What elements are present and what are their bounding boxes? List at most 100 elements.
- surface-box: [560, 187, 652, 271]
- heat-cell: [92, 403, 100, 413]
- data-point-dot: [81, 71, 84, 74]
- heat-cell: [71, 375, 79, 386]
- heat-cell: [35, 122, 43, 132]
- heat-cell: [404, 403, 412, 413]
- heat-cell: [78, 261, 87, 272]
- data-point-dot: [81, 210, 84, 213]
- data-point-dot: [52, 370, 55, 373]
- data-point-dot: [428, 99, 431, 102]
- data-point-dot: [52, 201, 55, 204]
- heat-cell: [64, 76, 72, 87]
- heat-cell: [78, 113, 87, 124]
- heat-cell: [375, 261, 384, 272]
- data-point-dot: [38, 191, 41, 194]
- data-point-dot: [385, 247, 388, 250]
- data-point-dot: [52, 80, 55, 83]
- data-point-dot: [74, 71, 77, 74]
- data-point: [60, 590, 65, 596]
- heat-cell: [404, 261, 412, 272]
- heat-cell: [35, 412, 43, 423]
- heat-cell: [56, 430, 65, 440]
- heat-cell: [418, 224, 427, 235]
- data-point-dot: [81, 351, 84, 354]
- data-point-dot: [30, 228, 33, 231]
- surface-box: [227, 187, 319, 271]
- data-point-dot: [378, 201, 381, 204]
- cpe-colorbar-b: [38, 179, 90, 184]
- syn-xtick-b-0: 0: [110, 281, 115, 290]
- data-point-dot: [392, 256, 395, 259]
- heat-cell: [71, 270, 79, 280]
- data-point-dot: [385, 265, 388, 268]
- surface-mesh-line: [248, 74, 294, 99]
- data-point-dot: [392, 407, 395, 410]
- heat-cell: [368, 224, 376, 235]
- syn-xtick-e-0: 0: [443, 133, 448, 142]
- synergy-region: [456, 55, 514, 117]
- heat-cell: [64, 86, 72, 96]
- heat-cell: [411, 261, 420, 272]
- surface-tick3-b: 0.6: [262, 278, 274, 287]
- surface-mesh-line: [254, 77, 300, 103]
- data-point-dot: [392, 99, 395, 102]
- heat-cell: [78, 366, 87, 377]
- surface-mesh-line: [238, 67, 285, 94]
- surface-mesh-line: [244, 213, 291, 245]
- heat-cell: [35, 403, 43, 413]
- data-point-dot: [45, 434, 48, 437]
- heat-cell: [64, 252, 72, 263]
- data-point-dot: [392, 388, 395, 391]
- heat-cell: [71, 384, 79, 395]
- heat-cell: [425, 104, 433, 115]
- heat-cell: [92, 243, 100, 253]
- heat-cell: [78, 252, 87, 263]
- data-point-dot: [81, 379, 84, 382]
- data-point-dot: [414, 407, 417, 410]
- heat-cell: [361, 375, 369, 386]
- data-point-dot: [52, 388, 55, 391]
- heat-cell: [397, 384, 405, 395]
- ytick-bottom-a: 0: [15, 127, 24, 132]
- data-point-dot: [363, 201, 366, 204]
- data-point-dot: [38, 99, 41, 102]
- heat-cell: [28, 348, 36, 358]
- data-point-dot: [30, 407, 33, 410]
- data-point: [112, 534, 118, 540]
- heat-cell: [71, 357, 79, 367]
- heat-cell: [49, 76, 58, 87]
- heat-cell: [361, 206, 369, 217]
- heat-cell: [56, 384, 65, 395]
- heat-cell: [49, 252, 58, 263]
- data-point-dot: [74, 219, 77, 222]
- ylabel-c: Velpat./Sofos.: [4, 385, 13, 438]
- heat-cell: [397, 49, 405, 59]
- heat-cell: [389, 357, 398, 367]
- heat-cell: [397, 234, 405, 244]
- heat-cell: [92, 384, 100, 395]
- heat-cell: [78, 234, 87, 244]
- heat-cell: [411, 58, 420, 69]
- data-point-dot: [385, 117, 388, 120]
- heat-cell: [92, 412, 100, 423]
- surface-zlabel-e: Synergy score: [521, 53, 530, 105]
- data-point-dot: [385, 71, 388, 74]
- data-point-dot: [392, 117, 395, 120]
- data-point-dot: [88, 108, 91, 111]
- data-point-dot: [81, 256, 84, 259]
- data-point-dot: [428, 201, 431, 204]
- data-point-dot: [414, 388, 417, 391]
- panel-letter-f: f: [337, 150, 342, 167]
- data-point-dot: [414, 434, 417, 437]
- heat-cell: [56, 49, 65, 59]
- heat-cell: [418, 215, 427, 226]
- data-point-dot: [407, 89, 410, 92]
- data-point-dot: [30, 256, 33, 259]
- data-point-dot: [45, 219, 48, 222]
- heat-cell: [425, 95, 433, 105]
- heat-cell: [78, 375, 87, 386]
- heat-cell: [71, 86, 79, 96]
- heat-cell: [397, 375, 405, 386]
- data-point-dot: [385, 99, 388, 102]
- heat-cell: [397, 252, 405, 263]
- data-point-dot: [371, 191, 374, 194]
═══
• _TASK DIRECTIONS_: Could you set down the rows again word for word, from the very first one through the row that contains "- data-point-dot: [81, 210, 84, 213]", with both of those included?

• _CORRECT ANSWER_:
What elements are present and what are their bounding boxes? List at most 100 elements.
- surface-box: [560, 187, 652, 271]
- heat-cell: [92, 403, 100, 413]
- data-point-dot: [81, 71, 84, 74]
- heat-cell: [71, 375, 79, 386]
- heat-cell: [35, 122, 43, 132]
- heat-cell: [404, 403, 412, 413]
- heat-cell: [78, 261, 87, 272]
- data-point-dot: [81, 210, 84, 213]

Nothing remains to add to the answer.